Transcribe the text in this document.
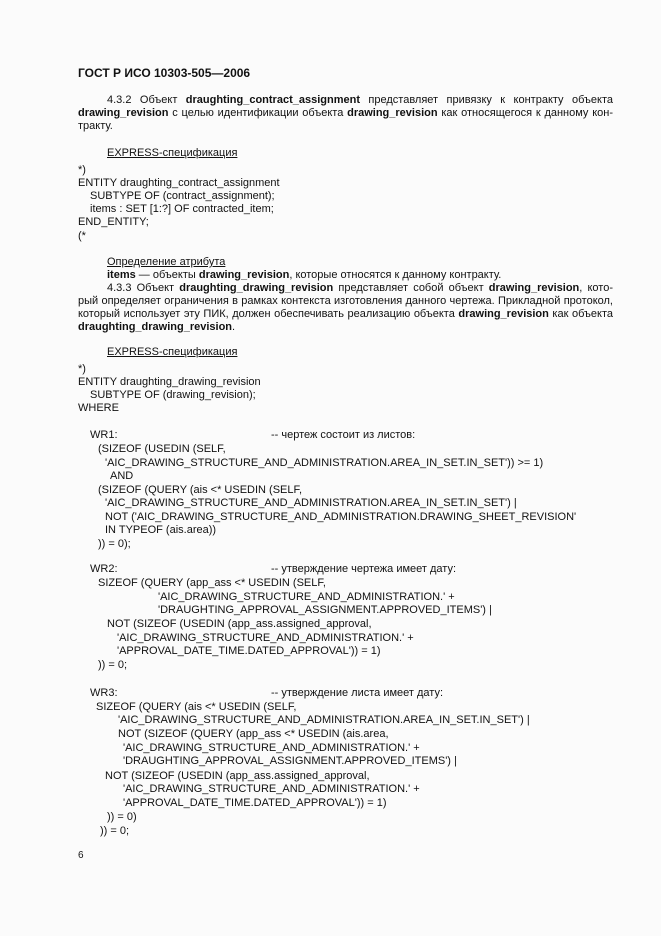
ГОСТ Р ИСО 10303-505—2006
4.3.2 Объект draughting_contract_assignment представляет привязку к контракту объекта
drawing_revision с целью идентификации объекта drawing_revision как относящегося к данному кон-
тракту.
EXPRESS-спецификация
*)
ENTITY draughting_contract_assignment
SUBTYPE OF (contract_assignment);
items : SET [1:?] OF contracted_item;
END_ENTITY;
(*
Определение атрибута
items — объекты drawing_revision, которые относятся к данному контракту.
4.3.3 Объект draughting_drawing_revision представляет собой объект drawing_revision, кото-
рый определяет ограничения в рамках контекста изготовления данного чертежа. Прикладной протокол,
который использует эту ПИК, должен обеспечивать реализацию объекта drawing_revision как объекта
draughting_drawing_revision.
EXPRESS-спецификация
*)
ENTITY draughting_drawing_revision
SUBTYPE OF (drawing_revision);
WHERE
WR1:	-- чертеж состоит из листов:
(SIZEOF (USEDIN (SELF,
'AIC_DRAWING_STRUCTURE_AND_ADMINISTRATION.AREA_IN_SET.IN_SET')) >= 1)
AND
(SIZEOF (QUERY (ais <* USEDIN (SELF,
'AIC_DRAWING_STRUCTURE_AND_ADMINISTRATION.AREA_IN_SET.IN_SET') |
NOT ('AIC_DRAWING_STRUCTURE_AND_ADMINISTRATION.DRAWING_SHEET_REVISION'
IN TYPEOF (ais.area))
)) = 0);
WR2:	-- утверждение чертежа имеет дату:
SIZEOF (QUERY (app_ass <* USEDIN (SELF,
'AIC_DRAWING_STRUCTURE_AND_ADMINISTRATION.' +
'DRAUGHTING_APPROVAL_ASSIGNMENT.APPROVED_ITEMS') |
NOT (SIZEOF (USEDIN (app_ass.assigned_approval,
'AIC_DRAWING_STRUCTURE_AND_ADMINISTRATION.' +
'APPROVAL_DATE_TIME.DATED_APPROVAL')) = 1)
)) = 0;
WR3:	-- утверждение листа имеет дату:
SIZEOF (QUERY (ais <* USEDIN (SELF,
'AIC_DRAWING_STRUCTURE_AND_ADMINISTRATION.AREA_IN_SET.IN_SET') |
NOT (SIZEOF (QUERY (app_ass <* USEDIN (ais.area,
'AIC_DRAWING_STRUCTURE_AND_ADMINISTRATION.' +
'DRAUGHTING_APPROVAL_ASSIGNMENT.APPROVED_ITEMS') |
NOT (SIZEOF (USEDIN (app_ass.assigned_approval,
'AIC_DRAWING_STRUCTURE_AND_ADMINISTRATION.' +
'APPROVAL_DATE_TIME.DATED_APPROVAL')) = 1)
)) = 0)
)) = 0;
6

WRITTEN PROBLEM:
Scan the material above for the string "контракту" and return the lines that hold it.

EXERCISE OUTPUT:
4.3.2 Объект draughting_contract_assignment представляет привязку к контракту объекта
items — объекты drawing_revision, которые относятся к данному контракту.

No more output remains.